[Data extracted from a collection]

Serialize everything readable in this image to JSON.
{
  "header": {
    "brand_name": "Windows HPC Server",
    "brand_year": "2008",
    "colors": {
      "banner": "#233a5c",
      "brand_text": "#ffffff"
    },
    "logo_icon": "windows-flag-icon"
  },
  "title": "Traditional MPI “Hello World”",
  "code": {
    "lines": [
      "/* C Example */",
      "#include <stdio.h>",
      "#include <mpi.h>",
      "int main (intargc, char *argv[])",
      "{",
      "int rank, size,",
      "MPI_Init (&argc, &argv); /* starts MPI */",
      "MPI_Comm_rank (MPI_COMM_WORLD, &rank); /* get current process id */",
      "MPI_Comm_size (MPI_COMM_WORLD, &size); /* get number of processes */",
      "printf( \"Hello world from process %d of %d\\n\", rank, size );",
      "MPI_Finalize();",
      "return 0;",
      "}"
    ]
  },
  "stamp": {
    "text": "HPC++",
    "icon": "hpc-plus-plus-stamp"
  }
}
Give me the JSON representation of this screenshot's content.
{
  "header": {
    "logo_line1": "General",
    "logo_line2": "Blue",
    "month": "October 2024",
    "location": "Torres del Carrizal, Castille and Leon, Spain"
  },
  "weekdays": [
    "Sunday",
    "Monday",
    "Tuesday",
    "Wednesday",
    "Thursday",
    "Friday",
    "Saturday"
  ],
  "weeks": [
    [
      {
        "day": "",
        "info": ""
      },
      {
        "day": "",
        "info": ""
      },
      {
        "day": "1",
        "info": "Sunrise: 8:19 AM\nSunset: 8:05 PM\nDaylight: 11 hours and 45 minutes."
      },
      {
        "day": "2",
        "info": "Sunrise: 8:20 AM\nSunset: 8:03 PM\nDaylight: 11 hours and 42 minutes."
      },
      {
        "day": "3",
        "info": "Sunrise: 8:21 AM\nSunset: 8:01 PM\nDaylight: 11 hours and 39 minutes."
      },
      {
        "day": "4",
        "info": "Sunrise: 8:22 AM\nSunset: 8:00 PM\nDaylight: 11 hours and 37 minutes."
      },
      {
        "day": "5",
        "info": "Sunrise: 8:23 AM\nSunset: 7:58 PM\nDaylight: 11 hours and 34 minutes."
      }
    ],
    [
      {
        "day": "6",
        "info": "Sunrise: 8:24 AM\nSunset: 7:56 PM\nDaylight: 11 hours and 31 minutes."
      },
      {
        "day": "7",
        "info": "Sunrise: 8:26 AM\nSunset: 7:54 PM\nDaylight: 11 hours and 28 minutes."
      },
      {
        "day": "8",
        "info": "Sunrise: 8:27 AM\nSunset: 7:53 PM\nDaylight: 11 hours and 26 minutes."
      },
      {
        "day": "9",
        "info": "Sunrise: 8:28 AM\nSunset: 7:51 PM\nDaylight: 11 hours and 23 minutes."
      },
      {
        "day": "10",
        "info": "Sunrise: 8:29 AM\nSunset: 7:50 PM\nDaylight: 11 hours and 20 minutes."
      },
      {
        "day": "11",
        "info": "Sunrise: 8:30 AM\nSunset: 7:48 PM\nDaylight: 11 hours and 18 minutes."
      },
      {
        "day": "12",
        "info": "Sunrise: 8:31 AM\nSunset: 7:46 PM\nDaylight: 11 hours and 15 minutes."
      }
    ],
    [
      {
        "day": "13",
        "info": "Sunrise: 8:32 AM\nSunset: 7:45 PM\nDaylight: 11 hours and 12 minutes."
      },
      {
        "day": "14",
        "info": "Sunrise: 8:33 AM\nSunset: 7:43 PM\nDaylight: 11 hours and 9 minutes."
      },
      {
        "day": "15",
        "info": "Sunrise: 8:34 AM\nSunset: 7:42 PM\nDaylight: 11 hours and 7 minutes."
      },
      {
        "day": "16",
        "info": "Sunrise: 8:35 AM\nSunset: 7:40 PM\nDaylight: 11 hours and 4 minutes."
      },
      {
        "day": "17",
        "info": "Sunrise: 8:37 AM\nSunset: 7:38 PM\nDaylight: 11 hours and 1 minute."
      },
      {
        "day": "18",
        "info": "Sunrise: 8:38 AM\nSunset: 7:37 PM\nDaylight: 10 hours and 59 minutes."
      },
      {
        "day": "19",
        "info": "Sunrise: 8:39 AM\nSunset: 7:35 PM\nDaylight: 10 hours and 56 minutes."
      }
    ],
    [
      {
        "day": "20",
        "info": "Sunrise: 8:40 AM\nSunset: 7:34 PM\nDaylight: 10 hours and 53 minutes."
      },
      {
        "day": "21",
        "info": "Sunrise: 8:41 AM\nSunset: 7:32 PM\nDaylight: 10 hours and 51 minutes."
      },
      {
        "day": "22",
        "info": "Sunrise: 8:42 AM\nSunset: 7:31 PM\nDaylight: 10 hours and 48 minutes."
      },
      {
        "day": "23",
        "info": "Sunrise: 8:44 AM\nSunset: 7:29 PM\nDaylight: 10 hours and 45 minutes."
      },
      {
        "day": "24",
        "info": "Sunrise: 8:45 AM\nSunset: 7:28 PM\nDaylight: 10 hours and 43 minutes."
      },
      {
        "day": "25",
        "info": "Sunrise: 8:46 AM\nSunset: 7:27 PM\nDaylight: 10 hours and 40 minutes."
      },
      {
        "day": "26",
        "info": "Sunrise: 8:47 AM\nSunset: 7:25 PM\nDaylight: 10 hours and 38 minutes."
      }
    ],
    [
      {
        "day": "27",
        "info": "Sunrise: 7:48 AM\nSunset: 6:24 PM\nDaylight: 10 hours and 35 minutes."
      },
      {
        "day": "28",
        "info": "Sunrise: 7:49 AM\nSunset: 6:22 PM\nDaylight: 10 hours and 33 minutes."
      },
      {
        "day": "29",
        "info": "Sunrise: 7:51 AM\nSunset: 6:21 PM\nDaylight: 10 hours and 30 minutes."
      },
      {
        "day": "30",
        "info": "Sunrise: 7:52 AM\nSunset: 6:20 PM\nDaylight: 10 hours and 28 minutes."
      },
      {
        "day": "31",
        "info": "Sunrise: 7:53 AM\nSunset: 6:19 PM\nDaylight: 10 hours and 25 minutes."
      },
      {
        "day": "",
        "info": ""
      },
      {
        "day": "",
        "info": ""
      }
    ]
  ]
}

*Task brief*
Where a line of the records above holds the word "size", copy that line.

*Written solution*
      "int rank, size,",
      "MPI_Comm_size (MPI_COMM_WORLD, &size); /* get number of processes */",
      "printf( \"Hello world from process %d of %d\\n\", rank, size );",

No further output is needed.